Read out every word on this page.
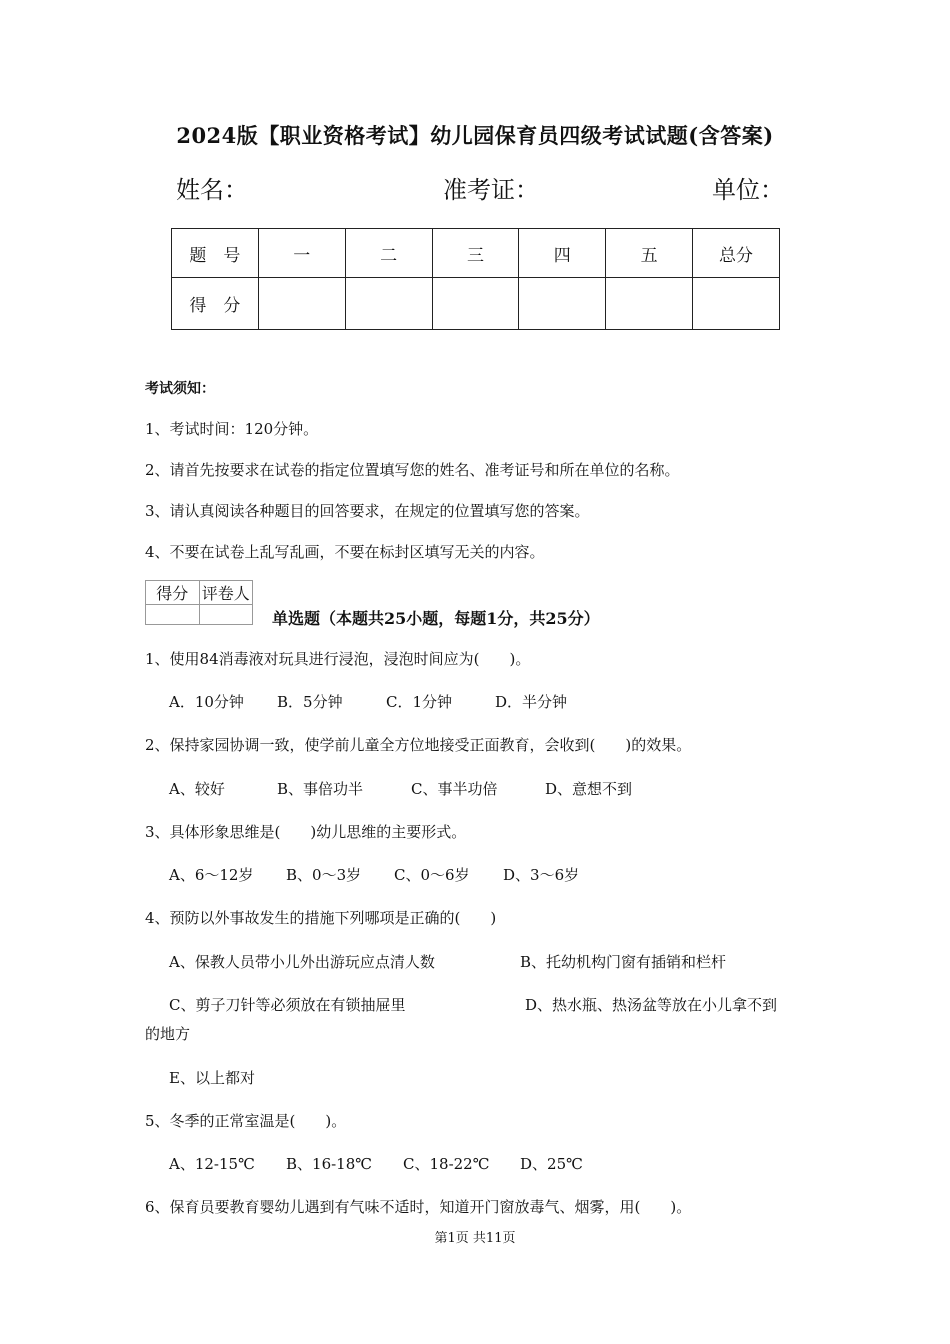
2024版【职业资格考试】幼儿园保育员四级考试试题(含答案)
姓名：	准考证：	单位：
题　号	一	二	三	四	五	总分
得　分						
考试须知：
1、考试时间：120分钟。
2、请首先按要求在试卷的指定位置填写您的姓名、准考证号和所在单位的名称。
3、请认真阅读各种题目的回答要求，在规定的位置填写您的答案。
4、不要在试卷上乱写乱画，不要在标封区填写无关的内容。
得分	评卷人

单选题（本题共25小题，每题1分，共25分）
1、使用84消毒液对玩具进行浸泡，浸泡时间应为(　　)。
A．10分钟 B．5分钟	C．1分钟	D．半分钟
2、保持家园协调一致，使学前儿童全方位地接受正面教育，会收到(　　)的效果。
A、较好	B、事倍功半	C、事半功倍	D、意想不到
3、具体形象思维是(　　)幼儿思维的主要形式。
A、6～12岁 B、0～3岁 C、0～6岁 D、3～6岁
4、预防以外事故发生的措施下列哪项是正确的(　　)
A、保教人员带小儿外出游玩应点清人数	B、托幼机构门窗有插销和栏杆
C、剪子刀针等必须放在有锁抽屉里	D、热水瓶、热汤盆等放在小儿拿不到
的地方
E、以上都对
5、冬季的正常室温是(　　)。
A、12-15℃ B、16-18℃ C、18-22℃ D、25℃
6、保育员要教育婴幼儿遇到有气味不适时，知道开门窗放毒气、烟雾，用(　　)。
第1页 共11页
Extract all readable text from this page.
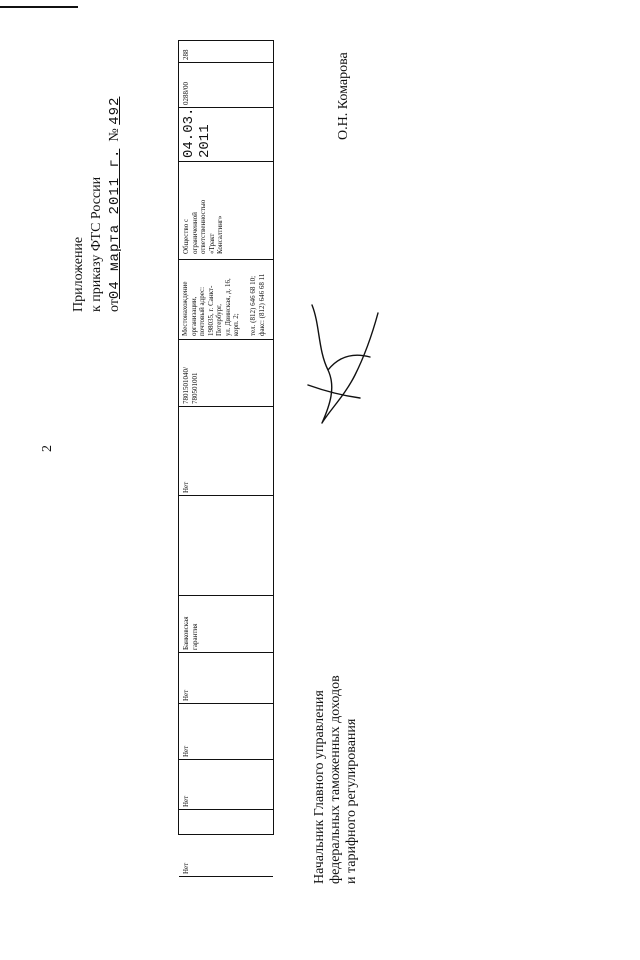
2
Приложение к приказу ФТС России от04 марта 2011 г.  № 492
288
0288/00
04.03.
2011
Общество с
ограниченной
ответственностью
«Тракт
Консалтинг»
Местонахождение
организации,
почтовый адрес:
198035, г. Санкт-
Петербург,
ул. Двинская, д. 16,
корп. 2;

тел. (812) 646 68 10;
факс: (812) 646 68 11
7801501040/
780501001
Нет
Банковская
гарантия
Нет
Нет
Нет
Нет	Начальник Главного управления федеральных таможенных доходов и тарифного регулирования
О.Н. Комарова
##############################
• **AIM**
Go through the data above and find the lines with the word "page". Copy each of those lines.

• **OUTPUT FOR THIS TASK**
Read out every word on this page.
Extract all readable text from this page.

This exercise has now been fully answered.